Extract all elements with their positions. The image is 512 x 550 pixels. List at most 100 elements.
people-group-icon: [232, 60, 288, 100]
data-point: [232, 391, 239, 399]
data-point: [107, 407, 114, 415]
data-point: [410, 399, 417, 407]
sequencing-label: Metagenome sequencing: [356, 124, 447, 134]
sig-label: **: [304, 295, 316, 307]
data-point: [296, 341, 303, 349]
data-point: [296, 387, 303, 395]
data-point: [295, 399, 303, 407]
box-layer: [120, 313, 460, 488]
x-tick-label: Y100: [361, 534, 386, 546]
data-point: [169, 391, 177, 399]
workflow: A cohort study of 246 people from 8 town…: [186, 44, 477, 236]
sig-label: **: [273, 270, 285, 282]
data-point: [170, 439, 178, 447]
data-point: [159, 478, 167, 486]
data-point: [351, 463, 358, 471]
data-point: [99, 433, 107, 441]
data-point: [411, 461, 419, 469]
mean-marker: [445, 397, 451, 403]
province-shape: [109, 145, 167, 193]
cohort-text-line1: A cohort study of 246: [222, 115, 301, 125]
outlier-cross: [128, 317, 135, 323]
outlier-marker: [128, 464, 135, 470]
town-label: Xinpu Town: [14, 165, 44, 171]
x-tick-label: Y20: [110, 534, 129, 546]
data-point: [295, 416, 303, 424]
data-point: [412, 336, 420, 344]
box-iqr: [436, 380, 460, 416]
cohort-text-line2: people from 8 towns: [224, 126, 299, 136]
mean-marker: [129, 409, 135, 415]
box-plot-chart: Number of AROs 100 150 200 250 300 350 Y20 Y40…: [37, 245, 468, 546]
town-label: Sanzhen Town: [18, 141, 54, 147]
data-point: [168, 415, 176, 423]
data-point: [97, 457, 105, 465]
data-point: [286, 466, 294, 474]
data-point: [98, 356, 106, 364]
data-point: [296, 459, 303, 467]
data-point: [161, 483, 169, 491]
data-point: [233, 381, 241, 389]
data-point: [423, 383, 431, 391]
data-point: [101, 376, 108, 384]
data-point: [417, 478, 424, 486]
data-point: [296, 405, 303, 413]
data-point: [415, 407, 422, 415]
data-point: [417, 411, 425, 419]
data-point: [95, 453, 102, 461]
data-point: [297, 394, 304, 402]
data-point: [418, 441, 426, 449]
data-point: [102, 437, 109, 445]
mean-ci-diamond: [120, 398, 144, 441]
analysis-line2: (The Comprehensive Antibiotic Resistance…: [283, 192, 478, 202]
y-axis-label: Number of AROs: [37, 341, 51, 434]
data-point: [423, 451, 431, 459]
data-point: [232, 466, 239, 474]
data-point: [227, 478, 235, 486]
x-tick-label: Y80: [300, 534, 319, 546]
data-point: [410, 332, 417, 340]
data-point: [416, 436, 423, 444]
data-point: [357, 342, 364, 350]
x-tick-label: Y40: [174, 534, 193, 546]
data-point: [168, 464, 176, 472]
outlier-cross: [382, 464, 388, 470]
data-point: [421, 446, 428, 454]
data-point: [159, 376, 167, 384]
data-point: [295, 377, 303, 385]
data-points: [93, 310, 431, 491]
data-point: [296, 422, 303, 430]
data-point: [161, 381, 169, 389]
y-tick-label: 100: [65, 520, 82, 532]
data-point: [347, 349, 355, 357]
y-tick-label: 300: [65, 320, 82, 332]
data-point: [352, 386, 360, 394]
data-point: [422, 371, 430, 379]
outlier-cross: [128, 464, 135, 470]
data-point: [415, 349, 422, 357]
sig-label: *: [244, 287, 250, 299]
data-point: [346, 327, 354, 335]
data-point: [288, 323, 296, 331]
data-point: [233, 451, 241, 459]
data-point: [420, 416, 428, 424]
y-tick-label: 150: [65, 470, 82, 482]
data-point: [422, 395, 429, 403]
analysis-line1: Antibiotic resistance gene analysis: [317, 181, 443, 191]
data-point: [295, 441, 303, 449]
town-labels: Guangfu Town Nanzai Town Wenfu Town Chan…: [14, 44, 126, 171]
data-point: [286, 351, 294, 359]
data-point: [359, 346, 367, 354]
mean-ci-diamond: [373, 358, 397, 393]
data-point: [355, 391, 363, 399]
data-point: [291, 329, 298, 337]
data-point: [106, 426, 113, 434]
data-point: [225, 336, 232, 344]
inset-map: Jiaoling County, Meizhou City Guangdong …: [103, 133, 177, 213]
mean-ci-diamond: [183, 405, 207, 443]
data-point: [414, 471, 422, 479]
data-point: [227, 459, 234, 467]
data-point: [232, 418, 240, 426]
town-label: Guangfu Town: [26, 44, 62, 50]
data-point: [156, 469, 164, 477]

════════

Assignment:
Copy out each line of the material that holds the word "AROs".

Exercise result:
box-plot-chart: Number of AROs 100 150 200 250 300 350 Y20 Y40…: [37, 245, 468, 546]
y-axis-label: Number of AROs: [37, 341, 51, 434]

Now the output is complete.